**EXERCISE DESCRIPTION**:
Filter these entries so that only lines with the word "this" remain.

**** SUPPLIED MATERIAL ****

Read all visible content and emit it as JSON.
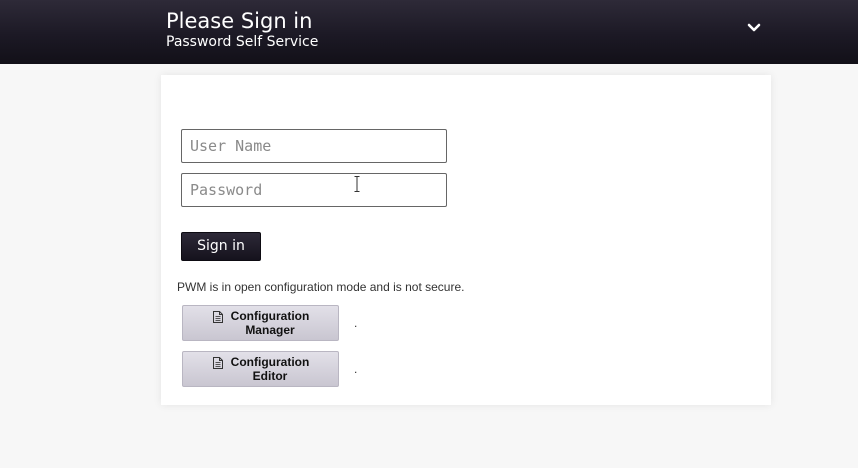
{
  "header": {
    "title": "Please Sign in",
    "subtitle": "Password Self Service",
    "menu_icon": "chevron-down-icon"
  },
  "login": {
    "username_placeholder": "User Name",
    "username_value": "",
    "password_placeholder": "Password",
    "password_value": "",
    "signin_label": "Sign in"
  },
  "config": {
    "warning": "PWM is in open configuration mode and is not secure.",
    "manager": {
      "line1": "Configuration",
      "line2": "Manager",
      "note": ".",
      "icon": "document-icon"
    },
    "editor": {
      "line1": "Configuration",
      "line2": "Editor",
      "note": ".",
      "icon": "document-icon"
    }
  },
  "colors": {
    "header_bg": "#1c1925",
    "page_bg": "#f7f7f7",
    "button_dark": "#15121d",
    "button_light": "#d4d1dc"
  }
}
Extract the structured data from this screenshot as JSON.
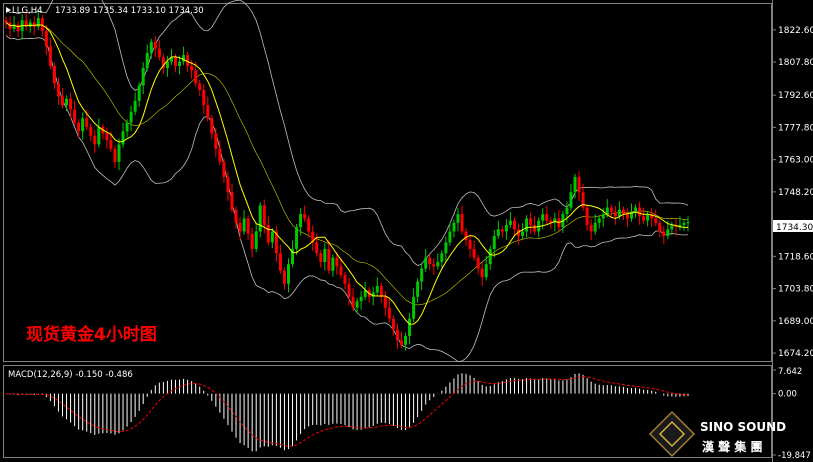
{
  "window": {
    "symbol_label": "LLG,H4",
    "ohlc_readout": "1733.89 1735.34 1733.10 1734.30"
  },
  "overlay_title": "现货黄金4小时图",
  "macd_label": "MACD(12,26,9) -0.150 -0.486",
  "watermark": {
    "brand": "SINO SOUND",
    "chinese": "漢 聲 集 團"
  },
  "colors": {
    "background": "#000000",
    "bull": "#00c800",
    "bear": "#ff0000",
    "ma": "#ffff00",
    "bands": "#bfbfbf",
    "text": "#ffffff",
    "title": "#ff0000",
    "macd_signal": "#ff0000",
    "macd_hist": "#ffffff",
    "price_tag_bg": "#ffffff",
    "price_tag_text": "#000000"
  },
  "chart_data": [
    {
      "type": "candlestick",
      "timeframe": "H4",
      "yaxis_ticks": [
        "1822.60",
        "1807.80",
        "1792.60",
        "1777.80",
        "1763.00",
        "1748.20",
        "1734.30",
        "1718.60",
        "1703.80",
        "1689.00",
        "1674.20"
      ],
      "ylim": [
        1671,
        1834
      ],
      "current_price": "1734.30",
      "indicators": [
        "moving_average",
        "bollinger_bands"
      ],
      "series": [
        {
          "close": [
            1826,
            1823,
            1825,
            1822,
            1827,
            1824,
            1826,
            1824,
            1828,
            1822,
            1815,
            1806,
            1798,
            1792,
            1788,
            1791,
            1786,
            1780,
            1776,
            1782,
            1778,
            1774,
            1770,
            1778,
            1775,
            1772,
            1768,
            1762,
            1770,
            1776,
            1780,
            1785,
            1790,
            1797,
            1805,
            1812,
            1817,
            1814,
            1810,
            1805,
            1808,
            1810,
            1806,
            1808,
            1811,
            1806,
            1804,
            1798,
            1795,
            1788,
            1782,
            1775,
            1768,
            1762,
            1755,
            1748,
            1740,
            1734,
            1730,
            1736,
            1729,
            1722,
            1730,
            1742,
            1733,
            1725,
            1730,
            1720,
            1712,
            1706,
            1715,
            1722,
            1732,
            1738,
            1736,
            1730,
            1725,
            1720,
            1716,
            1722,
            1712,
            1718,
            1714,
            1710,
            1706,
            1700,
            1695,
            1698,
            1700,
            1703,
            1700,
            1702,
            1705,
            1700,
            1695,
            1690,
            1685,
            1680,
            1678,
            1682,
            1690,
            1700,
            1707,
            1713,
            1718,
            1715,
            1714,
            1716,
            1720,
            1725,
            1730,
            1734,
            1738,
            1730,
            1726,
            1722,
            1718,
            1713,
            1709,
            1715,
            1722,
            1728,
            1731,
            1730,
            1733,
            1735,
            1731,
            1728,
            1730,
            1736,
            1733,
            1730,
            1735,
            1738,
            1735,
            1734,
            1736,
            1732,
            1738,
            1741,
            1748,
            1755,
            1748,
            1741,
            1733,
            1730,
            1734,
            1736,
            1738,
            1741,
            1739,
            1737,
            1740,
            1738,
            1736,
            1739,
            1741,
            1737,
            1735,
            1738,
            1736,
            1734,
            1730,
            1728,
            1731,
            1733,
            1732,
            1733,
            1734,
            1734.3
          ]
        }
      ]
    },
    {
      "type": "bar",
      "name": "MACD",
      "params": "12,26,9",
      "yaxis_ticks": [
        "7.642",
        "0.00",
        "-19.847"
      ],
      "ylim": [
        -19.847,
        7.642
      ],
      "last_values": {
        "macd": -0.15,
        "signal": -0.486
      }
    }
  ]
}
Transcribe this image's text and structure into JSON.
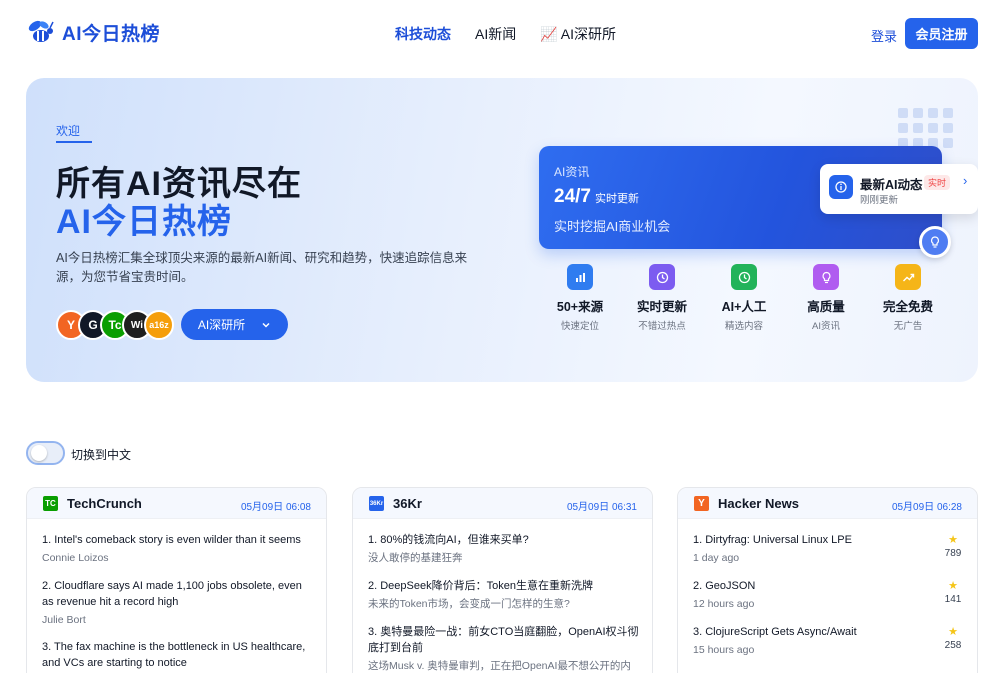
{
  "header": {
    "logo_text": "AI今日热榜",
    "nav": [
      {
        "label": "科技动态",
        "active": true
      },
      {
        "label": "AI新闻",
        "active": false
      },
      {
        "label": "📈 AI深研所",
        "active": false
      }
    ],
    "login": "登录",
    "register": "会员注册"
  },
  "hero": {
    "welcome": "欢迎",
    "headline_1": "所有AI资讯尽在",
    "headline_2": "AI今日热榜",
    "description": "AI今日热榜汇集全球顶尖来源的最新AI新闻、研究和趋势，快速追踪信息来源，为您节省宝贵时间。",
    "avatars": [
      {
        "letter": "Y",
        "color": "#f26522"
      },
      {
        "letter": "G",
        "color": "#111827"
      },
      {
        "letter": "Tc",
        "color": "#0a9e01"
      },
      {
        "letter": "Wi",
        "color": "#1f1f1f"
      },
      {
        "letter": "a16z",
        "color": "#f59e0b"
      }
    ],
    "deep_button": "AI深研所",
    "card": {
      "label": "AI资讯",
      "number": "24/7",
      "number_sub": "实时更新",
      "desc": "实时挖掘AI商业机会"
    },
    "float_card": {
      "title": "最新AI动态",
      "badge": "实时",
      "sub": "刚刚更新"
    },
    "features": [
      {
        "title": "50+来源",
        "sub": "快速定位",
        "icon": "chart-icon",
        "color": "#2f7cf0"
      },
      {
        "title": "实时更新",
        "sub": "不错过热点",
        "icon": "clock-icon",
        "color": "#7c5cf0"
      },
      {
        "title": "AI+人工",
        "sub": "精选内容",
        "icon": "clock-check-icon",
        "color": "#22b35a"
      },
      {
        "title": "高质量",
        "sub": "AI资讯",
        "icon": "bulb-icon",
        "color": "#b05cf0"
      },
      {
        "title": "完全免费",
        "sub": "无广告",
        "icon": "trend-icon",
        "color": "#f5b518"
      }
    ]
  },
  "toggle_label": "切换到中文",
  "cards": [
    {
      "name": "TechCrunch",
      "logo": "TC",
      "logo_color": "#0a9e01",
      "time": "05月09日 06:08",
      "items": [
        {
          "title": "1. Intel's comeback story is even wilder than it seems",
          "sub": "Connie Loizos"
        },
        {
          "title": "2. Cloudflare says AI made 1,100 jobs obsolete, even as revenue hit a record high",
          "sub": "Julie Bort"
        },
        {
          "title": "3. The fax machine is the bottleneck in US healthcare, and VCs are starting to notice",
          "sub": ""
        }
      ]
    },
    {
      "name": "36Kr",
      "logo": "36Kr",
      "logo_color": "#2563eb",
      "time": "05月09日 06:31",
      "items": [
        {
          "title": "1. 80%的钱流向AI，但谁来买单?",
          "sub": "没人敢停的基建狂奔"
        },
        {
          "title": "2. DeepSeek降价背后：Token生意在重新洗牌",
          "sub": "未来的Token市场，会变成一门怎样的生意?"
        },
        {
          "title": "3. 奥特曼最险一战：前女CTO当庭翻脸，OpenAI权斗彻底打到台前",
          "sub": "这场Musk v. 奥特曼审判，正在把OpenAI最不想公开的内"
        }
      ]
    },
    {
      "name": "Hacker News",
      "logo": "Y",
      "logo_color": "#f26522",
      "time": "05月09日 06:28",
      "items": [
        {
          "title": "1. Dirtyfrag: Universal Linux LPE",
          "sub": "1 day ago",
          "stars": "789"
        },
        {
          "title": "2. GeoJSON",
          "sub": "12 hours ago",
          "stars": "141"
        },
        {
          "title": "3. ClojureScript Gets Async/Await",
          "sub": "15 hours ago",
          "stars": "258"
        }
      ]
    }
  ]
}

****

**TASK RESULT**:
Extract the structured data from this screenshot as JSON.
Transcribe this image's text and structure into JSON.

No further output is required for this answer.